═════ DATASET EXCERPTS

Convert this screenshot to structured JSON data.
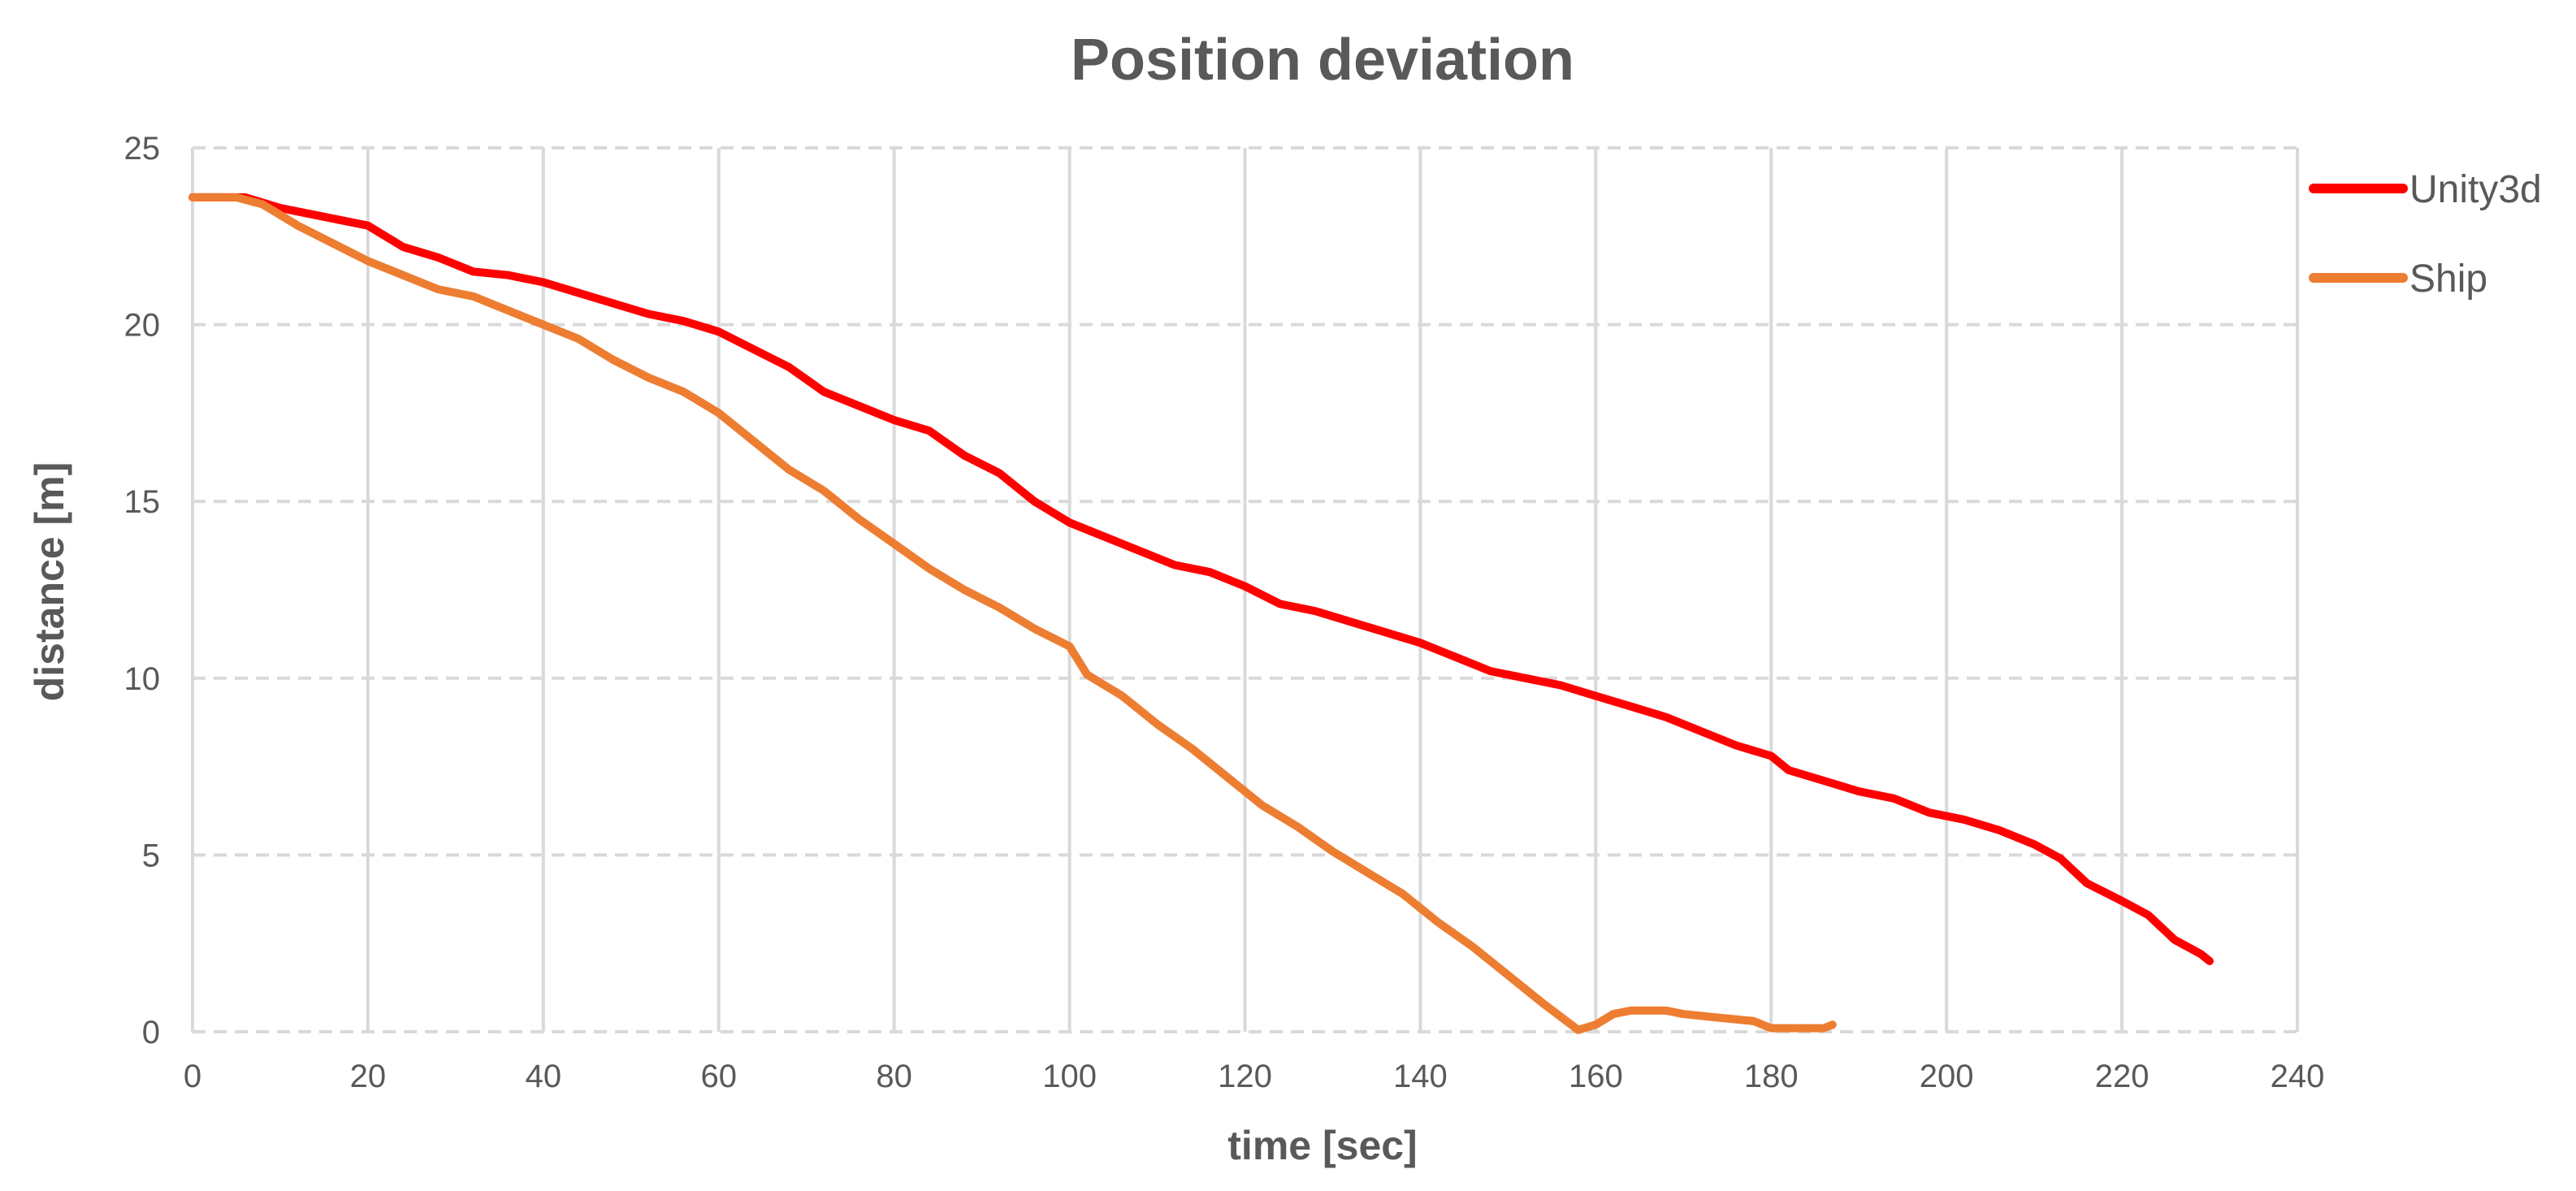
{
  "chart_data": {
    "type": "line",
    "title": "Position deviation",
    "xlabel": "time [sec]",
    "ylabel": "distance [m]",
    "xlim": [
      0,
      240
    ],
    "ylim": [
      0,
      25
    ],
    "x_ticks": [
      0,
      20,
      40,
      60,
      80,
      100,
      120,
      140,
      160,
      180,
      200,
      220,
      240
    ],
    "y_ticks": [
      0,
      5,
      10,
      15,
      20,
      25
    ],
    "grid": {
      "vertical": true,
      "horizontal": "dashed"
    },
    "legend": "right",
    "series": [
      {
        "name": "Unity3d",
        "color": "#ff0000",
        "points": [
          [
            0,
            23.6
          ],
          [
            6,
            23.6
          ],
          [
            10,
            23.3
          ],
          [
            14,
            23.1
          ],
          [
            20,
            22.8
          ],
          [
            24,
            22.2
          ],
          [
            28,
            21.9
          ],
          [
            32,
            21.5
          ],
          [
            36,
            21.4
          ],
          [
            40,
            21.2
          ],
          [
            44,
            20.9
          ],
          [
            48,
            20.6
          ],
          [
            52,
            20.3
          ],
          [
            56,
            20.1
          ],
          [
            60,
            19.8
          ],
          [
            64,
            19.3
          ],
          [
            68,
            18.8
          ],
          [
            72,
            18.1
          ],
          [
            76,
            17.7
          ],
          [
            80,
            17.3
          ],
          [
            84,
            17.0
          ],
          [
            88,
            16.3
          ],
          [
            92,
            15.8
          ],
          [
            96,
            15.0
          ],
          [
            100,
            14.4
          ],
          [
            104,
            14.0
          ],
          [
            108,
            13.6
          ],
          [
            112,
            13.2
          ],
          [
            116,
            13.0
          ],
          [
            120,
            12.6
          ],
          [
            124,
            12.1
          ],
          [
            128,
            11.9
          ],
          [
            132,
            11.6
          ],
          [
            136,
            11.3
          ],
          [
            140,
            11.0
          ],
          [
            144,
            10.6
          ],
          [
            148,
            10.2
          ],
          [
            152,
            10.0
          ],
          [
            156,
            9.8
          ],
          [
            160,
            9.5
          ],
          [
            164,
            9.2
          ],
          [
            168,
            8.9
          ],
          [
            172,
            8.5
          ],
          [
            176,
            8.1
          ],
          [
            180,
            7.8
          ],
          [
            182,
            7.4
          ],
          [
            186,
            7.1
          ],
          [
            190,
            6.8
          ],
          [
            194,
            6.6
          ],
          [
            198,
            6.2
          ],
          [
            202,
            6.0
          ],
          [
            206,
            5.7
          ],
          [
            210,
            5.3
          ],
          [
            213,
            4.9
          ],
          [
            216,
            4.2
          ],
          [
            220,
            3.7
          ],
          [
            223,
            3.3
          ],
          [
            226,
            2.6
          ],
          [
            229,
            2.2
          ],
          [
            230,
            2.0
          ]
        ]
      },
      {
        "name": "Ship",
        "color": "#ed7d31",
        "points": [
          [
            0,
            23.6
          ],
          [
            5,
            23.6
          ],
          [
            8,
            23.4
          ],
          [
            12,
            22.8
          ],
          [
            16,
            22.3
          ],
          [
            20,
            21.8
          ],
          [
            24,
            21.4
          ],
          [
            28,
            21.0
          ],
          [
            32,
            20.8
          ],
          [
            36,
            20.4
          ],
          [
            40,
            20.0
          ],
          [
            44,
            19.6
          ],
          [
            48,
            19.0
          ],
          [
            52,
            18.5
          ],
          [
            56,
            18.1
          ],
          [
            60,
            17.5
          ],
          [
            64,
            16.7
          ],
          [
            68,
            15.9
          ],
          [
            72,
            15.3
          ],
          [
            76,
            14.5
          ],
          [
            80,
            13.8
          ],
          [
            84,
            13.1
          ],
          [
            88,
            12.5
          ],
          [
            92,
            12.0
          ],
          [
            96,
            11.4
          ],
          [
            100,
            10.9
          ],
          [
            102,
            10.1
          ],
          [
            106,
            9.5
          ],
          [
            110,
            8.7
          ],
          [
            114,
            8.0
          ],
          [
            118,
            7.2
          ],
          [
            122,
            6.4
          ],
          [
            126,
            5.8
          ],
          [
            130,
            5.1
          ],
          [
            134,
            4.5
          ],
          [
            138,
            3.9
          ],
          [
            142,
            3.1
          ],
          [
            146,
            2.4
          ],
          [
            150,
            1.6
          ],
          [
            154,
            0.8
          ],
          [
            158,
            0.05
          ],
          [
            160,
            0.2
          ],
          [
            162,
            0.5
          ],
          [
            164,
            0.6
          ],
          [
            168,
            0.6
          ],
          [
            170,
            0.5
          ],
          [
            174,
            0.4
          ],
          [
            178,
            0.3
          ],
          [
            180,
            0.1
          ],
          [
            186,
            0.1
          ],
          [
            187,
            0.2
          ]
        ]
      }
    ]
  }
}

══════════

Your task is to copy the entries in full and exactly, without any images.

Convert this screenshot to structured JSON data.
{
  "chart_data": {
    "type": "line",
    "title": "Position deviation",
    "xlabel": "time [sec]",
    "ylabel": "distance [m]",
    "xlim": [
      0,
      240
    ],
    "ylim": [
      0,
      25
    ],
    "x_ticks": [
      0,
      20,
      40,
      60,
      80,
      100,
      120,
      140,
      160,
      180,
      200,
      220,
      240
    ],
    "y_ticks": [
      0,
      5,
      10,
      15,
      20,
      25
    ],
    "grid": {
      "vertical": true,
      "horizontal": "dashed"
    },
    "legend": "right",
    "series": [
      {
        "name": "Unity3d",
        "color": "#ff0000",
        "points": [
          [
            0,
            23.6
          ],
          [
            6,
            23.6
          ],
          [
            10,
            23.3
          ],
          [
            14,
            23.1
          ],
          [
            20,
            22.8
          ],
          [
            24,
            22.2
          ],
          [
            28,
            21.9
          ],
          [
            32,
            21.5
          ],
          [
            36,
            21.4
          ],
          [
            40,
            21.2
          ],
          [
            44,
            20.9
          ],
          [
            48,
            20.6
          ],
          [
            52,
            20.3
          ],
          [
            56,
            20.1
          ],
          [
            60,
            19.8
          ],
          [
            64,
            19.3
          ],
          [
            68,
            18.8
          ],
          [
            72,
            18.1
          ],
          [
            76,
            17.7
          ],
          [
            80,
            17.3
          ],
          [
            84,
            17.0
          ],
          [
            88,
            16.3
          ],
          [
            92,
            15.8
          ],
          [
            96,
            15.0
          ],
          [
            100,
            14.4
          ],
          [
            104,
            14.0
          ],
          [
            108,
            13.6
          ],
          [
            112,
            13.2
          ],
          [
            116,
            13.0
          ],
          [
            120,
            12.6
          ],
          [
            124,
            12.1
          ],
          [
            128,
            11.9
          ],
          [
            132,
            11.6
          ],
          [
            136,
            11.3
          ],
          [
            140,
            11.0
          ],
          [
            144,
            10.6
          ],
          [
            148,
            10.2
          ],
          [
            152,
            10.0
          ],
          [
            156,
            9.8
          ],
          [
            160,
            9.5
          ],
          [
            164,
            9.2
          ],
          [
            168,
            8.9
          ],
          [
            172,
            8.5
          ],
          [
            176,
            8.1
          ],
          [
            180,
            7.8
          ],
          [
            182,
            7.4
          ],
          [
            186,
            7.1
          ],
          [
            190,
            6.8
          ],
          [
            194,
            6.6
          ],
          [
            198,
            6.2
          ],
          [
            202,
            6.0
          ],
          [
            206,
            5.7
          ],
          [
            210,
            5.3
          ],
          [
            213,
            4.9
          ],
          [
            216,
            4.2
          ],
          [
            220,
            3.7
          ],
          [
            223,
            3.3
          ],
          [
            226,
            2.6
          ],
          [
            229,
            2.2
          ],
          [
            230,
            2.0
          ]
        ]
      },
      {
        "name": "Ship",
        "color": "#ed7d31",
        "points": [
          [
            0,
            23.6
          ],
          [
            5,
            23.6
          ],
          [
            8,
            23.4
          ],
          [
            12,
            22.8
          ],
          [
            16,
            22.3
          ],
          [
            20,
            21.8
          ],
          [
            24,
            21.4
          ],
          [
            28,
            21.0
          ],
          [
            32,
            20.8
          ],
          [
            36,
            20.4
          ],
          [
            40,
            20.0
          ],
          [
            44,
            19.6
          ],
          [
            48,
            19.0
          ],
          [
            52,
            18.5
          ],
          [
            56,
            18.1
          ],
          [
            60,
            17.5
          ],
          [
            64,
            16.7
          ],
          [
            68,
            15.9
          ],
          [
            72,
            15.3
          ],
          [
            76,
            14.5
          ],
          [
            80,
            13.8
          ],
          [
            84,
            13.1
          ],
          [
            88,
            12.5
          ],
          [
            92,
            12.0
          ],
          [
            96,
            11.4
          ],
          [
            100,
            10.9
          ],
          [
            102,
            10.1
          ],
          [
            106,
            9.5
          ],
          [
            110,
            8.7
          ],
          [
            114,
            8.0
          ],
          [
            118,
            7.2
          ],
          [
            122,
            6.4
          ],
          [
            126,
            5.8
          ],
          [
            130,
            5.1
          ],
          [
            134,
            4.5
          ],
          [
            138,
            3.9
          ],
          [
            142,
            3.1
          ],
          [
            146,
            2.4
          ],
          [
            150,
            1.6
          ],
          [
            154,
            0.8
          ],
          [
            158,
            0.05
          ],
          [
            160,
            0.2
          ],
          [
            162,
            0.5
          ],
          [
            164,
            0.6
          ],
          [
            168,
            0.6
          ],
          [
            170,
            0.5
          ],
          [
            174,
            0.4
          ],
          [
            178,
            0.3
          ],
          [
            180,
            0.1
          ],
          [
            186,
            0.1
          ],
          [
            187,
            0.2
          ]
        ]
      }
    ]
  }
}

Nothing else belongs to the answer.